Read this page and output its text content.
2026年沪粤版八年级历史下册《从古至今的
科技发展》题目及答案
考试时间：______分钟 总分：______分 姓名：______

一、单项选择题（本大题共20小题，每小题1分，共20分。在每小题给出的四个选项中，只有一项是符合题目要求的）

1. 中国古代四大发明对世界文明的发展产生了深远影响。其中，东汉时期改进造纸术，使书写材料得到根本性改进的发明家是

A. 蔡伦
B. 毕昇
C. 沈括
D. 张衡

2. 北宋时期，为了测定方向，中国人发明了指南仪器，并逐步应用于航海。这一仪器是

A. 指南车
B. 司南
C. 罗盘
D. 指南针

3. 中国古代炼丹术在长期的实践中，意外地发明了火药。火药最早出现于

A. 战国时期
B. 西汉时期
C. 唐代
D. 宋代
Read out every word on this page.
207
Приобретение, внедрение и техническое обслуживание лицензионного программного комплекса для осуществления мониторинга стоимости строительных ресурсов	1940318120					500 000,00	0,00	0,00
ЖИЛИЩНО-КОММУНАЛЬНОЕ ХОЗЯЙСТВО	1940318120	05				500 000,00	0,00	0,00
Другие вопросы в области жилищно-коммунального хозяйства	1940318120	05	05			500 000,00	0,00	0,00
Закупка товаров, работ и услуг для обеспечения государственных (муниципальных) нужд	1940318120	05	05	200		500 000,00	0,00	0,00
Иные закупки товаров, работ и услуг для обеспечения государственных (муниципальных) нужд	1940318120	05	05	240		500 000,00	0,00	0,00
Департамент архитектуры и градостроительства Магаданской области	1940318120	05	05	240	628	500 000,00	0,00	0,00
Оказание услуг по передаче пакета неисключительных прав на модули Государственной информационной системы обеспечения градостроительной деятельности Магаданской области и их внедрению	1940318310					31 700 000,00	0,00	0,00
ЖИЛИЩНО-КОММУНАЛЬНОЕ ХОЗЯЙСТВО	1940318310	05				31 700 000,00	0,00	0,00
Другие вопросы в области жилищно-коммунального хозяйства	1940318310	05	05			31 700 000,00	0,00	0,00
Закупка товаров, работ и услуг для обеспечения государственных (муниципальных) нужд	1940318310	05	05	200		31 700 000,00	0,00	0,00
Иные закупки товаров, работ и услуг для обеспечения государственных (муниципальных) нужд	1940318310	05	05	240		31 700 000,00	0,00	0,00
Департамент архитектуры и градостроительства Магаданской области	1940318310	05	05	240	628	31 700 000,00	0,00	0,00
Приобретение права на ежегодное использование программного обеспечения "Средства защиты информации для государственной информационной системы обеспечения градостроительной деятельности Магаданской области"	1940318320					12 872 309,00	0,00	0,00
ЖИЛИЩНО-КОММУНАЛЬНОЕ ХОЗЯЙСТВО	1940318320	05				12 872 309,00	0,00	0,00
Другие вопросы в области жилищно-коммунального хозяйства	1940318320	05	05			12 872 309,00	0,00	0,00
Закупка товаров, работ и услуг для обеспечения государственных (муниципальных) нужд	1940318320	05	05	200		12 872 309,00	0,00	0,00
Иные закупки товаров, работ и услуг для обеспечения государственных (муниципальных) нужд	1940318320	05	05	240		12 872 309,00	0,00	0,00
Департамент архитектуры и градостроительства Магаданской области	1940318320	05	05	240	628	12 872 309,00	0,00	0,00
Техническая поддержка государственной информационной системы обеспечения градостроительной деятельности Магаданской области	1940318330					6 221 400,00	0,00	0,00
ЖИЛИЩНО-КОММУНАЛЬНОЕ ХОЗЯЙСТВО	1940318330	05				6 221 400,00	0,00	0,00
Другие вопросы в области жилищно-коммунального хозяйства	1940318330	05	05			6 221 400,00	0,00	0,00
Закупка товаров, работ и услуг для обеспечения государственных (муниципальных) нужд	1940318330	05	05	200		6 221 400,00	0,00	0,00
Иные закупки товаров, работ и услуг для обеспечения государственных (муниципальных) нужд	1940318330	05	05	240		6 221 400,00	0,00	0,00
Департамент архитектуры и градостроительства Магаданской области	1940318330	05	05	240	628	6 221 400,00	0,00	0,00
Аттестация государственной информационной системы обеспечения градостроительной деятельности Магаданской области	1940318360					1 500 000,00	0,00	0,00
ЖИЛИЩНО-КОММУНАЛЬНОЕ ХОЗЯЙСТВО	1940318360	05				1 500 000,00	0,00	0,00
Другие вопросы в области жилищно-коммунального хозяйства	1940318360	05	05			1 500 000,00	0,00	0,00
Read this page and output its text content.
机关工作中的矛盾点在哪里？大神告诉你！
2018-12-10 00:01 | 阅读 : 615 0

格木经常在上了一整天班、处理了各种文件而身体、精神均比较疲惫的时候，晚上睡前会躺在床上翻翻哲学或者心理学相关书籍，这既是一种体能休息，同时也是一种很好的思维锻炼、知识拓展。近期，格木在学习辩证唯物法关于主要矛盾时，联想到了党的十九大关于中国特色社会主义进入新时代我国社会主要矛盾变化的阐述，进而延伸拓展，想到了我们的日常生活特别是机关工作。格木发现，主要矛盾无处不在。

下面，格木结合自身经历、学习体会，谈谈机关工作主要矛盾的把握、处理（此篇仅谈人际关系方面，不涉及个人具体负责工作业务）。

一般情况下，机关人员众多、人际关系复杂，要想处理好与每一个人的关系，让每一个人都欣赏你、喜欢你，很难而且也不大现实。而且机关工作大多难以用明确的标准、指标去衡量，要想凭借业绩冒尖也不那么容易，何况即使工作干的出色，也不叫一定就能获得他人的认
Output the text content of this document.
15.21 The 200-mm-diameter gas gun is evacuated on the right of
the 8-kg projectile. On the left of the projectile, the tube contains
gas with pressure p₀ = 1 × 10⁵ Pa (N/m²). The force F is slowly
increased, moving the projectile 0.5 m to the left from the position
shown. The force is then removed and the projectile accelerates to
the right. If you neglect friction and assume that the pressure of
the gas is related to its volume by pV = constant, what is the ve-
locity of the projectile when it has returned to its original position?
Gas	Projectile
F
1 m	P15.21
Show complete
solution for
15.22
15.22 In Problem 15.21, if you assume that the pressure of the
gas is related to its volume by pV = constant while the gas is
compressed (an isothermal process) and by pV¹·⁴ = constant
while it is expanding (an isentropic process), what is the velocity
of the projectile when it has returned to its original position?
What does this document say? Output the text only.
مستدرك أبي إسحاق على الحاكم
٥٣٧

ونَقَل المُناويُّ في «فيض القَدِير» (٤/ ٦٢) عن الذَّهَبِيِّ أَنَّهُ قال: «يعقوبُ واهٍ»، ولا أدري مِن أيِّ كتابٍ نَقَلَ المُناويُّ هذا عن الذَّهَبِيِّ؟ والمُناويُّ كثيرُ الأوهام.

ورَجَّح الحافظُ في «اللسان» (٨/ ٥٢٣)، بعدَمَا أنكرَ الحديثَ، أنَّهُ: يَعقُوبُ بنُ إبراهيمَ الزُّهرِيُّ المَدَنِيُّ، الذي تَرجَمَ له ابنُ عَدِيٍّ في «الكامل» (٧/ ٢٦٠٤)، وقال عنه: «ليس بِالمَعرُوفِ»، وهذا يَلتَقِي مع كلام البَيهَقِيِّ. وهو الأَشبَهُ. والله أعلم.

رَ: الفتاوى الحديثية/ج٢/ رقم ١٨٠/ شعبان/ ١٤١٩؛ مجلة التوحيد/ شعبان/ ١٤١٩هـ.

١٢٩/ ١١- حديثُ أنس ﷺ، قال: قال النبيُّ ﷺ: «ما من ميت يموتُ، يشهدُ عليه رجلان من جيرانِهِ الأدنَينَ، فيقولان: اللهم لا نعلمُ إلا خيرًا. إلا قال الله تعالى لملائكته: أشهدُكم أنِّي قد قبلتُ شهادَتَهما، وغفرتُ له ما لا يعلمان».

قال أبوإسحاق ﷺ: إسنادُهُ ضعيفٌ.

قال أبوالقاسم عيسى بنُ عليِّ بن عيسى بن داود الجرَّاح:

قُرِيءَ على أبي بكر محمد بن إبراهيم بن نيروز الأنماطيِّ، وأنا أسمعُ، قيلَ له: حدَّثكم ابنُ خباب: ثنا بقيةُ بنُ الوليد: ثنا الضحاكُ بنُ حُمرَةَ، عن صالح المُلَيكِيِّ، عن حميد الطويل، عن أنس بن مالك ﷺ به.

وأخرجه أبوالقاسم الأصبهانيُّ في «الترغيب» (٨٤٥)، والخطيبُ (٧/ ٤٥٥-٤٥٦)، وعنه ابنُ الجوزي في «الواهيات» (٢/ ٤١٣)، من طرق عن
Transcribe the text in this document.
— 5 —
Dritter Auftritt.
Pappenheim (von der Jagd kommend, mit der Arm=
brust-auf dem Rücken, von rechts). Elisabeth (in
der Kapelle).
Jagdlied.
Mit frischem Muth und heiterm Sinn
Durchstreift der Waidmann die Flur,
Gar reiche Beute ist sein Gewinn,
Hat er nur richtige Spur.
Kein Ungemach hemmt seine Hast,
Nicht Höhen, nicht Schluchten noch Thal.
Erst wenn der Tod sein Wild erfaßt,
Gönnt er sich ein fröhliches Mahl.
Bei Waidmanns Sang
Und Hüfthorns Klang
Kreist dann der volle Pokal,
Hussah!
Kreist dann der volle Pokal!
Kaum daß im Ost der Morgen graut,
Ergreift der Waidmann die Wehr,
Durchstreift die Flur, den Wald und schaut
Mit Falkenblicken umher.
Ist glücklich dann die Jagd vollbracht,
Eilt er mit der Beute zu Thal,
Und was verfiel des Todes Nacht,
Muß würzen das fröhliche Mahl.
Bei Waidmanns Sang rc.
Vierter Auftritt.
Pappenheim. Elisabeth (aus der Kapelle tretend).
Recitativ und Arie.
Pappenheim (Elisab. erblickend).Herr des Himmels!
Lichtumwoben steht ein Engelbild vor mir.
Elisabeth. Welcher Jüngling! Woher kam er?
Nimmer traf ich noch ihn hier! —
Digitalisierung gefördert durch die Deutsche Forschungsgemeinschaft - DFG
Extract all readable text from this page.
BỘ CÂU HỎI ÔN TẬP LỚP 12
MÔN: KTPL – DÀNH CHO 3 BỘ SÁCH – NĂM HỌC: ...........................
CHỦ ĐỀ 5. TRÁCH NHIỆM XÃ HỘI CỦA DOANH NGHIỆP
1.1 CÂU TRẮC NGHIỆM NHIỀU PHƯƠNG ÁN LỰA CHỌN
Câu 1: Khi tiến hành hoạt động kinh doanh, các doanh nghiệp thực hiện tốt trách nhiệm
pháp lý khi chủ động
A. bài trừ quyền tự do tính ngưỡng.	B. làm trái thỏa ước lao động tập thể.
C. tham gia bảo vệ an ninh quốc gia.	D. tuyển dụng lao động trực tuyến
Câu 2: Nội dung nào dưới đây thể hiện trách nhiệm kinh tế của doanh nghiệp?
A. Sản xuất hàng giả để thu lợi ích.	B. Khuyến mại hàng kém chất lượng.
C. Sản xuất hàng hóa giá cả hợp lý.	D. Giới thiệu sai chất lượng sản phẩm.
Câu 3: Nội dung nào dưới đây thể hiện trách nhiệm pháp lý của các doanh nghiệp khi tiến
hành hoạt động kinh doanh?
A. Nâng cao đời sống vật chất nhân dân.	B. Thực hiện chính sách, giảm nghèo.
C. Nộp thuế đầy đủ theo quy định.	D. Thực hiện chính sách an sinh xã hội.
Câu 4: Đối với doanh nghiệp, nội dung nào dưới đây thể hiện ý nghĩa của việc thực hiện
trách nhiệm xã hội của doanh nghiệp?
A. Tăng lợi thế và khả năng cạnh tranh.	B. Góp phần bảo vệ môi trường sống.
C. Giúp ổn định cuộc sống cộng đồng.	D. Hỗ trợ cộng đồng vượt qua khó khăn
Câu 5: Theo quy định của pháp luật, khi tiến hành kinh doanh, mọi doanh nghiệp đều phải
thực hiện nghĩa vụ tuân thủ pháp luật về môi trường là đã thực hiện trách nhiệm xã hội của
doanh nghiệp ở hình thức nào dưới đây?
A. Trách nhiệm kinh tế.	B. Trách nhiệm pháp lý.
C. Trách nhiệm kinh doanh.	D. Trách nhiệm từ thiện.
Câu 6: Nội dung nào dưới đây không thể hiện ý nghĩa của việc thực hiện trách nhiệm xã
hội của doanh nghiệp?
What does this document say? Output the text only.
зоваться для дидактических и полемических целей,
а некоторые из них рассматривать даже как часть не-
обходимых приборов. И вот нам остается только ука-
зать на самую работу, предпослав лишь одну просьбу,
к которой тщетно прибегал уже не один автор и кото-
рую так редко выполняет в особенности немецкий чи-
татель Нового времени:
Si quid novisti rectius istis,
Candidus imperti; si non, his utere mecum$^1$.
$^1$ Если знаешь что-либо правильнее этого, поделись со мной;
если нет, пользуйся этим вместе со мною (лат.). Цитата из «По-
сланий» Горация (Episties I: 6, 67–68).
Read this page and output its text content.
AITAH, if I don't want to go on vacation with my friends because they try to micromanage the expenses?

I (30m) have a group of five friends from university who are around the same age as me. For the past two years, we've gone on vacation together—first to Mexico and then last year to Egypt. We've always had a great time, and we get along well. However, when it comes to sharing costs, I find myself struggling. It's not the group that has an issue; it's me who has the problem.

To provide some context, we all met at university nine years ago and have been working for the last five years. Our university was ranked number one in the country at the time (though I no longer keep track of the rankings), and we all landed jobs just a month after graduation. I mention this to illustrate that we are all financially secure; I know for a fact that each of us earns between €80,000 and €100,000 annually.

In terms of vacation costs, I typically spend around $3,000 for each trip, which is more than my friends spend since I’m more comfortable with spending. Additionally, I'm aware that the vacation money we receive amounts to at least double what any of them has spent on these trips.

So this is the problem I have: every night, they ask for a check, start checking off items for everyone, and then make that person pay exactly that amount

::::::::

▶ _Exercise prompt_: Say how many lines above hold the word "pressure", giving only the count.

▶ _Worked answer_: 3